### EXERCISE TASK
Below are records; count the lines that contain "bitrate" and give only the total.

(Records from a collection of figures)
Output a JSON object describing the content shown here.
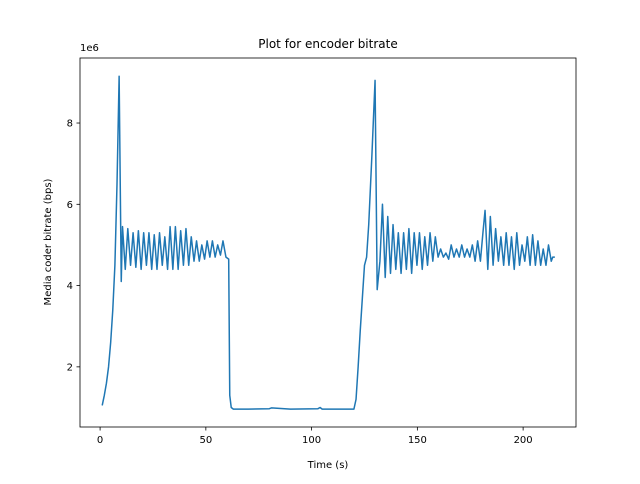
{
  "chart_data": {
    "type": "line",
    "title": "Plot for encoder bitrate",
    "x_label": "Time (s)",
    "y_label": "Media coder bitrate (bps)",
    "y_offset_label": "1e6",
    "color": "#1f77b4",
    "xlim": [
      -9.5,
      225
    ],
    "ylim": [
      520000,
      9600000
    ],
    "xticks": [
      0,
      50,
      100,
      150,
      200
    ],
    "yticks": [
      {
        "value": 2000000,
        "label": "2"
      },
      {
        "value": 4000000,
        "label": "4"
      },
      {
        "value": 6000000,
        "label": "6"
      },
      {
        "value": 8000000,
        "label": "8"
      }
    ],
    "x": [
      1,
      2,
      3,
      4,
      5,
      6,
      7,
      8,
      9,
      10,
      10.6,
      11.9,
      13.1,
      14.4,
      15.6,
      16.9,
      18.1,
      19.4,
      20.6,
      21.9,
      23.1,
      24.4,
      25.6,
      26.9,
      28.1,
      29.4,
      30.6,
      31.9,
      33.1,
      34.4,
      35.6,
      36.9,
      38.1,
      39.4,
      40.6,
      41.9,
      43.1,
      44.4,
      45.6,
      46.9,
      48.1,
      49.4,
      50.6,
      51.9,
      53.1,
      54.4,
      55.6,
      56.9,
      58.1,
      59.5,
      60.8,
      61.3,
      62,
      63,
      70,
      80,
      81,
      90,
      103,
      104,
      105,
      115,
      120,
      121,
      122,
      123,
      124,
      125,
      126,
      127,
      128.5,
      130,
      131,
      132.3,
      133.5,
      134.8,
      136,
      137.3,
      138.5,
      139.8,
      141,
      142.3,
      143.5,
      144.8,
      146,
      147.3,
      148.5,
      149.8,
      151,
      152.3,
      153.5,
      154.8,
      156,
      157.3,
      158.5,
      159.8,
      161,
      162.3,
      163.5,
      164.8,
      166,
      167.3,
      168.5,
      169.8,
      171,
      172.3,
      173.5,
      174.8,
      176,
      177.3,
      178.5,
      179.8,
      181,
      182,
      183.3,
      184.5,
      185.8,
      187,
      188.3,
      189.5,
      190.8,
      192,
      193.3,
      194.5,
      195.8,
      197,
      198.3,
      199.5,
      200.8,
      202,
      203.3,
      204.5,
      205.8,
      207,
      208.3,
      209.5,
      210.8,
      212,
      213.3,
      214,
      215
    ],
    "values": [
      1050000,
      1300000,
      1600000,
      2000000,
      2600000,
      3400000,
      4500000,
      6500000,
      9150000,
      4100000,
      5450000,
      4400000,
      5400000,
      4500000,
      5300000,
      4450000,
      5350000,
      4400000,
      5300000,
      4500000,
      5300000,
      4400000,
      5250000,
      4400000,
      5300000,
      4500000,
      5200000,
      4400000,
      5450000,
      4400000,
      5450000,
      4400000,
      5350000,
      4500000,
      5400000,
      4500000,
      5200000,
      4600000,
      5100000,
      4600000,
      5000000,
      4650000,
      5100000,
      4700000,
      5100000,
      4700000,
      5000000,
      4750000,
      5100000,
      4700000,
      4650000,
      1300000,
      1000000,
      960000,
      960000,
      970000,
      990000,
      960000,
      970000,
      1000000,
      960000,
      960000,
      960000,
      1200000,
      2000000,
      2900000,
      3700000,
      4500000,
      4700000,
      5500000,
      7200000,
      9050000,
      3900000,
      4600000,
      6000000,
      4200000,
      5700000,
      4300000,
      5500000,
      4400000,
      5300000,
      4300000,
      5300000,
      4400000,
      5400000,
      4300000,
      5300000,
      4500000,
      5300000,
      4400000,
      5200000,
      4500000,
      5300000,
      4600000,
      5200000,
      4700000,
      4900000,
      4700000,
      4800000,
      4650000,
      5000000,
      4700000,
      4900000,
      4700000,
      5000000,
      4700000,
      4900000,
      4700000,
      5000000,
      4600000,
      5100000,
      4600000,
      5300000,
      5850000,
      4400000,
      5700000,
      4500000,
      5400000,
      4600000,
      5200000,
      4500000,
      5300000,
      4500000,
      5200000,
      4400000,
      5300000,
      4500000,
      5000000,
      4600000,
      5200000,
      4500000,
      5250000,
      4500000,
      5100000,
      4500000,
      4900000,
      4500000,
      5000000,
      4600000,
      4700000,
      4700000
    ]
  }
}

### SOLUTION TO THE PROBLEM
2